▶ [Records for processing]

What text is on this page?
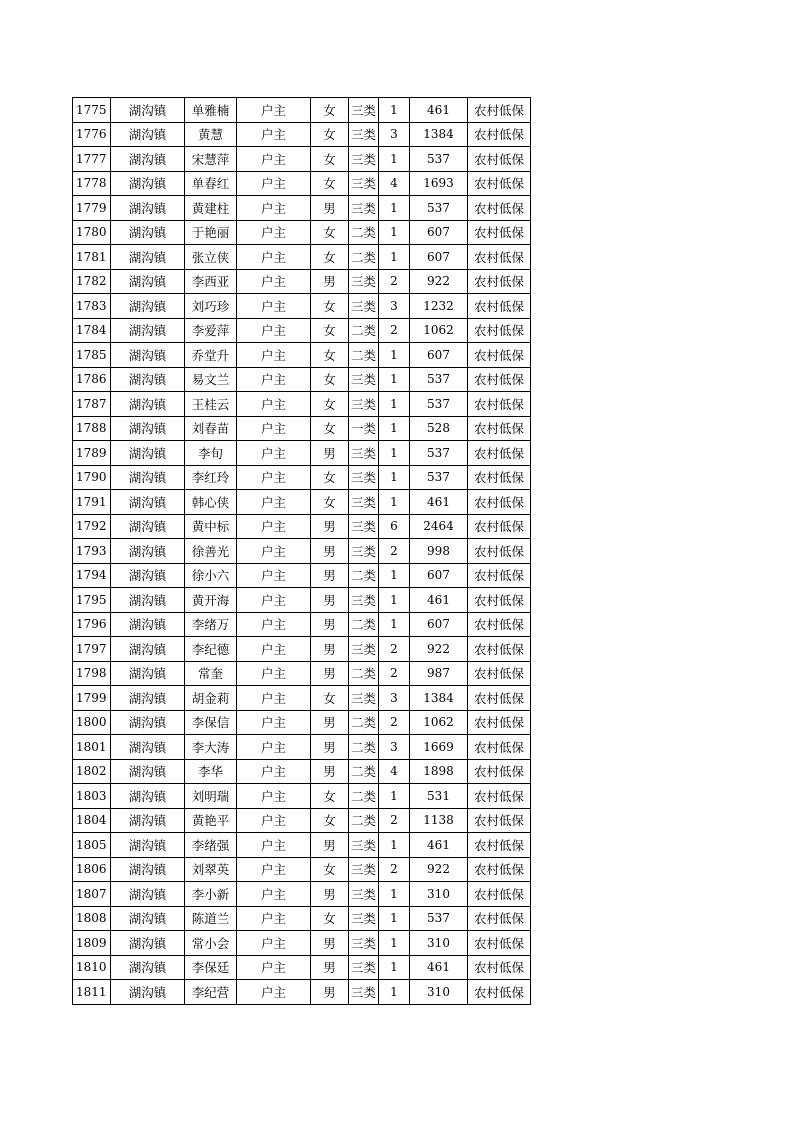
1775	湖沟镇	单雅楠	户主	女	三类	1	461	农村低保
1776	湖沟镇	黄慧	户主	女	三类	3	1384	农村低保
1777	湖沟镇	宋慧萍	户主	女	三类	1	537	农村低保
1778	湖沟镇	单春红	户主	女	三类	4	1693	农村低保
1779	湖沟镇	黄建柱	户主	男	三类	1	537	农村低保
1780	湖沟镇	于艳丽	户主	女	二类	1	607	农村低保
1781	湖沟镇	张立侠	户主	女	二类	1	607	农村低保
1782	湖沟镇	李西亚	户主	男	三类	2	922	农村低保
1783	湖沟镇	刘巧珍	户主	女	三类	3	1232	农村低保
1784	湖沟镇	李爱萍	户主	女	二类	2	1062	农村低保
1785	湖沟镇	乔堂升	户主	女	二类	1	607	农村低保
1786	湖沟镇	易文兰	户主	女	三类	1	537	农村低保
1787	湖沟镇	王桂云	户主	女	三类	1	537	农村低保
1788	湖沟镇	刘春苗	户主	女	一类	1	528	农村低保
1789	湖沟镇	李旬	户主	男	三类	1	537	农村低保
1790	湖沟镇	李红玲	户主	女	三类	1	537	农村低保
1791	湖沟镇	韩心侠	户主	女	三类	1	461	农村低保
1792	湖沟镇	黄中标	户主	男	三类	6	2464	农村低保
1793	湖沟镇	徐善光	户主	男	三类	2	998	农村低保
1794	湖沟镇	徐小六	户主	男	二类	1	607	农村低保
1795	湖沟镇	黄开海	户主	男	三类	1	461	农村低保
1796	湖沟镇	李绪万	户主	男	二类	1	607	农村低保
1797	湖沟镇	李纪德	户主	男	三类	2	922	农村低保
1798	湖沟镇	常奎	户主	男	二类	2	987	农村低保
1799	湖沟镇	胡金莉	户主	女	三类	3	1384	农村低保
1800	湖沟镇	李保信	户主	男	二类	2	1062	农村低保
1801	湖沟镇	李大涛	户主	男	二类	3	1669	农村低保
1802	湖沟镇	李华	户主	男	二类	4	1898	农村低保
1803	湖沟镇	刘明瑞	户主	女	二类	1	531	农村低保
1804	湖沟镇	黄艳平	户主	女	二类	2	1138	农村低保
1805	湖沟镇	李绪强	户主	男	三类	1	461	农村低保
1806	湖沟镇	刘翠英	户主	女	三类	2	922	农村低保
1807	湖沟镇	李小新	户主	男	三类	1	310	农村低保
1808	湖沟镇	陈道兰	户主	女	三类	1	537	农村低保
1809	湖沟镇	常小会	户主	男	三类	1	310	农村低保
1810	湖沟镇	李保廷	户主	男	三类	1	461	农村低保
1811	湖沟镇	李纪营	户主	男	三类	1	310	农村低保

▶ [Job]
Give every record again exactly, apart from the pictures, which stay out.

▶ [Reply to the exercise]
What text is on this page?
1775	湖沟镇	单雅楠	户主	女	三类	1	461	农村低保
1776	湖沟镇	黄慧	户主	女	三类	3	1384	农村低保
1777	湖沟镇	宋慧萍	户主	女	三类	1	537	农村低保
1778	湖沟镇	单春红	户主	女	三类	4	1693	农村低保
1779	湖沟镇	黄建柱	户主	男	三类	1	537	农村低保
1780	湖沟镇	于艳丽	户主	女	二类	1	607	农村低保
1781	湖沟镇	张立侠	户主	女	二类	1	607	农村低保
1782	湖沟镇	李西亚	户主	男	三类	2	922	农村低保
1783	湖沟镇	刘巧珍	户主	女	三类	3	1232	农村低保
1784	湖沟镇	李爱萍	户主	女	二类	2	1062	农村低保
1785	湖沟镇	乔堂升	户主	女	二类	1	607	农村低保
1786	湖沟镇	易文兰	户主	女	三类	1	537	农村低保
1787	湖沟镇	王桂云	户主	女	三类	1	537	农村低保
1788	湖沟镇	刘春苗	户主	女	一类	1	528	农村低保
1789	湖沟镇	李旬	户主	男	三类	1	537	农村低保
1790	湖沟镇	李红玲	户主	女	三类	1	537	农村低保
1791	湖沟镇	韩心侠	户主	女	三类	1	461	农村低保
1792	湖沟镇	黄中标	户主	男	三类	6	2464	农村低保
1793	湖沟镇	徐善光	户主	男	三类	2	998	农村低保
1794	湖沟镇	徐小六	户主	男	二类	1	607	农村低保
1795	湖沟镇	黄开海	户主	男	三类	1	461	农村低保
1796	湖沟镇	李绪万	户主	男	二类	1	607	农村低保
1797	湖沟镇	李纪德	户主	男	三类	2	922	农村低保
1798	湖沟镇	常奎	户主	男	二类	2	987	农村低保
1799	湖沟镇	胡金莉	户主	女	三类	3	1384	农村低保
1800	湖沟镇	李保信	户主	男	二类	2	1062	农村低保
1801	湖沟镇	李大涛	户主	男	二类	3	1669	农村低保
1802	湖沟镇	李华	户主	男	二类	4	1898	农村低保
1803	湖沟镇	刘明瑞	户主	女	二类	1	531	农村低保
1804	湖沟镇	黄艳平	户主	女	二类	2	1138	农村低保
1805	湖沟镇	李绪强	户主	男	三类	1	461	农村低保
1806	湖沟镇	刘翠英	户主	女	三类	2	922	农村低保
1807	湖沟镇	李小新	户主	男	三类	1	310	农村低保
1808	湖沟镇	陈道兰	户主	女	三类	1	537	农村低保
1809	湖沟镇	常小会	户主	男	三类	1	310	农村低保
1810	湖沟镇	李保廷	户主	男	三类	1	461	农村低保
1811	湖沟镇	李纪营	户主	男	三类	1	310	农村低保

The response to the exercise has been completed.